EXERCISE OBJECTIVE:
Return each line that holds the word "content".

[Data tied to figure images]
━━━
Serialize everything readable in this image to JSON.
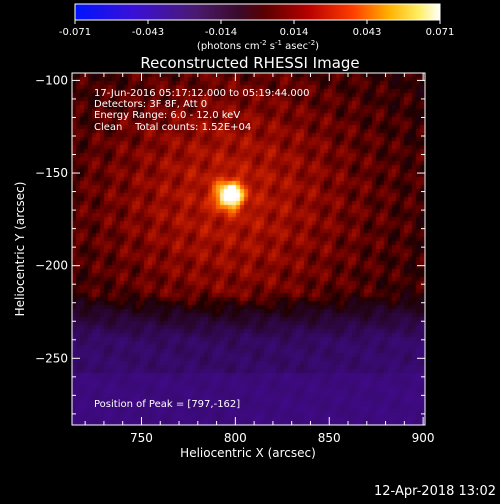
{
  "colorbar": {
    "ticks": [
      "-0.071",
      "-0.043",
      "-0.014",
      "0.014",
      "0.043",
      "0.071"
    ],
    "unit_base": "(photons cm",
    "unit_exp1": "-2",
    "unit_mid": " s",
    "unit_exp2": "-1",
    "unit_mid2": " asec",
    "unit_exp3": "-2",
    "unit_close": ")"
  },
  "annotations": {
    "time_range": "17-Jun-2016 05:17:12.000 to 05:19:44.000",
    "detectors": "Detectors: 3F 8F, Att 0",
    "energy": "Energy Range: 6.0 - 12.0 keV",
    "clean_line": "Clean    Total counts: 1.52E+04",
    "peak": "Position of Peak = [797,-162]"
  },
  "footer": "12-Apr-2018 13:02",
  "colors": {
    "background": "#000000",
    "text": "#ffffff"
  },
  "chart_data": {
    "type": "heatmap",
    "title": "Reconstructed RHESSI Image",
    "xlabel": "Heliocentric X (arcsec)",
    "ylabel": "Heliocentric Y (arcsec)",
    "xlim": [
      713,
      901
    ],
    "ylim": [
      -286,
      -96
    ],
    "x_ticks": [
      750,
      800,
      850,
      900
    ],
    "y_ticks": [
      -100,
      -150,
      -200,
      -250
    ],
    "colorbar_range": [
      -0.071,
      0.071
    ],
    "colormap": "hot-purple",
    "peak_position": [
      797,
      -162
    ],
    "source": {
      "x": 797,
      "y": -162,
      "sigma_core": 5,
      "sigma_halo": 38
    }
  }
}
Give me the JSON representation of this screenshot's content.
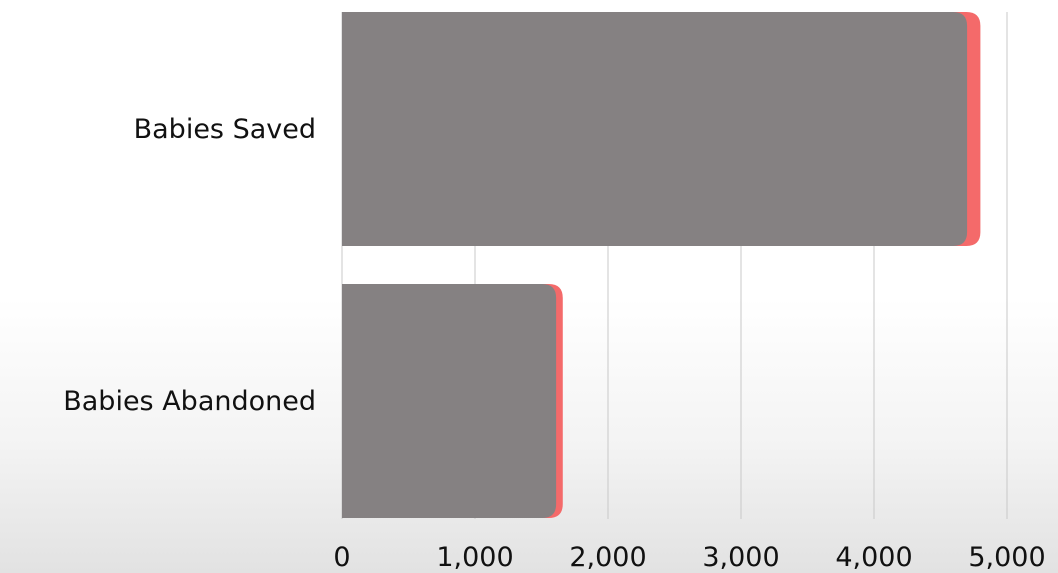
{
  "chart_data": {
    "type": "bar",
    "orientation": "horizontal",
    "categories": [
      "Babies Saved",
      "Babies Abandoned"
    ],
    "series": [
      {
        "values": [
          4700,
          1610
        ]
      },
      {
        "values": [
          100,
          50
        ]
      }
    ],
    "x_tick_labels": [
      "0",
      "1,000",
      "2,000",
      "3,000",
      "4,000",
      "5,000"
    ],
    "xlim": [
      0,
      5000
    ],
    "grid": true,
    "legend": "none",
    "colors": {
      "bar_main": "#858182",
      "bar_accent": "#f46a6a",
      "gridline": "#c8c8c8",
      "text": "#111111"
    }
  }
}
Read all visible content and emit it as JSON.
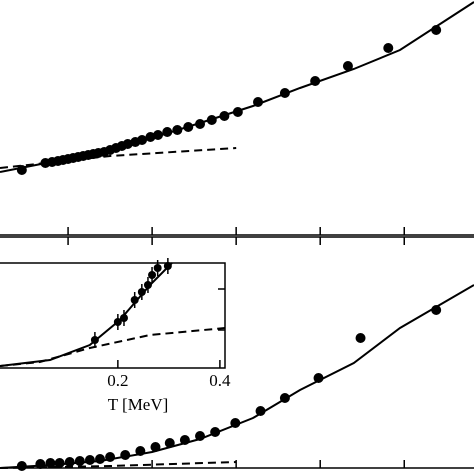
{
  "chart_data": [
    {
      "type": "scatter",
      "xlim": [
        0.019,
        0.583
      ],
      "ylim": [
        0,
        2.35
      ],
      "xticks": [
        0.1,
        0.2,
        0.3,
        0.4,
        0.5
      ],
      "series": [
        {
          "style": "markers",
          "color": "#000000",
          "x": [
            0.045,
            0.073,
            0.081,
            0.088,
            0.094,
            0.1,
            0.106,
            0.112,
            0.118,
            0.124,
            0.13,
            0.136,
            0.143,
            0.15,
            0.157,
            0.164,
            0.171,
            0.18,
            0.188,
            0.198,
            0.207,
            0.218,
            0.23,
            0.243,
            0.257,
            0.271,
            0.286,
            0.302,
            0.326,
            0.358,
            0.394,
            0.433,
            0.481,
            0.538
          ],
          "y": [
            0.65,
            0.72,
            0.73,
            0.74,
            0.75,
            0.76,
            0.77,
            0.78,
            0.79,
            0.8,
            0.81,
            0.82,
            0.83,
            0.85,
            0.87,
            0.89,
            0.91,
            0.93,
            0.95,
            0.98,
            1.0,
            1.03,
            1.05,
            1.08,
            1.11,
            1.15,
            1.19,
            1.23,
            1.33,
            1.42,
            1.54,
            1.69,
            1.87,
            2.05
          ]
        },
        {
          "style": "solid",
          "color": "#000000",
          "x": [
            0.019,
            0.08,
            0.138,
            0.2,
            0.257,
            0.32,
            0.376,
            0.44,
            0.495,
            0.583
          ],
          "y": [
            0.63,
            0.73,
            0.83,
            0.97,
            1.12,
            1.29,
            1.47,
            1.66,
            1.85,
            2.33
          ]
        },
        {
          "style": "dashed",
          "color": "#000000",
          "x": [
            0.019,
            0.15,
            0.3
          ],
          "y": [
            0.67,
            0.79,
            0.87
          ]
        }
      ]
    },
    {
      "type": "scatter",
      "xlim": [
        0.019,
        0.583
      ],
      "ylim": [
        0,
        2.31
      ],
      "xticks": [
        0.1,
        0.2,
        0.3,
        0.4,
        0.5
      ],
      "series": [
        {
          "style": "markers",
          "color": "#000000",
          "x": [
            0.045,
            0.067,
            0.079,
            0.09,
            0.102,
            0.114,
            0.126,
            0.138,
            0.15,
            0.168,
            0.186,
            0.204,
            0.221,
            0.239,
            0.257,
            0.275,
            0.299,
            0.329,
            0.358,
            0.398,
            0.448,
            0.538
          ],
          "y": [
            0.02,
            0.04,
            0.05,
            0.05,
            0.06,
            0.07,
            0.08,
            0.09,
            0.11,
            0.13,
            0.17,
            0.21,
            0.25,
            0.28,
            0.32,
            0.36,
            0.45,
            0.57,
            0.7,
            0.9,
            1.3,
            1.58
          ]
        },
        {
          "style": "solid",
          "color": "#000000",
          "x": [
            0.019,
            0.08,
            0.138,
            0.2,
            0.257,
            0.32,
            0.376,
            0.44,
            0.495,
            0.583
          ],
          "y": [
            0.0,
            0.03,
            0.07,
            0.16,
            0.29,
            0.5,
            0.78,
            1.05,
            1.4,
            1.83
          ]
        },
        {
          "style": "dashed",
          "color": "#000000",
          "x": [
            0.019,
            0.15,
            0.3
          ],
          "y": [
            0.0,
            0.02,
            0.06
          ]
        }
      ]
    },
    {
      "type": "scatter",
      "xlim": [
        -0.031,
        0.41
      ],
      "ylim": [
        0,
        1.05
      ],
      "x_label": "T [MeV]",
      "xticks": [
        {
          "value": 0.2,
          "label": "0.2"
        },
        {
          "value": 0.4,
          "label": "0.4"
        }
      ],
      "yticks": [
        0.38,
        0.79
      ],
      "series": [
        {
          "style": "markers",
          "color": "#000000",
          "x": [
            0.155,
            0.2,
            0.212,
            0.233,
            0.247,
            0.259,
            0.267,
            0.278,
            0.298
          ],
          "y": [
            0.28,
            0.46,
            0.5,
            0.68,
            0.76,
            0.83,
            0.93,
            1.0,
            1.02
          ],
          "err": [
            0.08,
            0.08,
            0.08,
            0.08,
            0.08,
            0.08,
            0.08,
            0.08,
            0.08
          ]
        },
        {
          "style": "solid",
          "color": "#000000",
          "x": [
            -0.031,
            0.067,
            0.145,
            0.204,
            0.263,
            0.306
          ],
          "y": [
            0.02,
            0.08,
            0.23,
            0.48,
            0.83,
            1.05
          ]
        },
        {
          "style": "dashed",
          "color": "#000000",
          "x": [
            -0.031,
            0.047,
            0.145,
            0.263,
            0.41
          ],
          "y": [
            0.02,
            0.06,
            0.2,
            0.33,
            0.4
          ]
        }
      ]
    }
  ]
}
━━━
SOLUTION FOR THIS EXERCISE:
Give me the JSON representation of this screenshot's content.
Read all visible content and emit it as JSON.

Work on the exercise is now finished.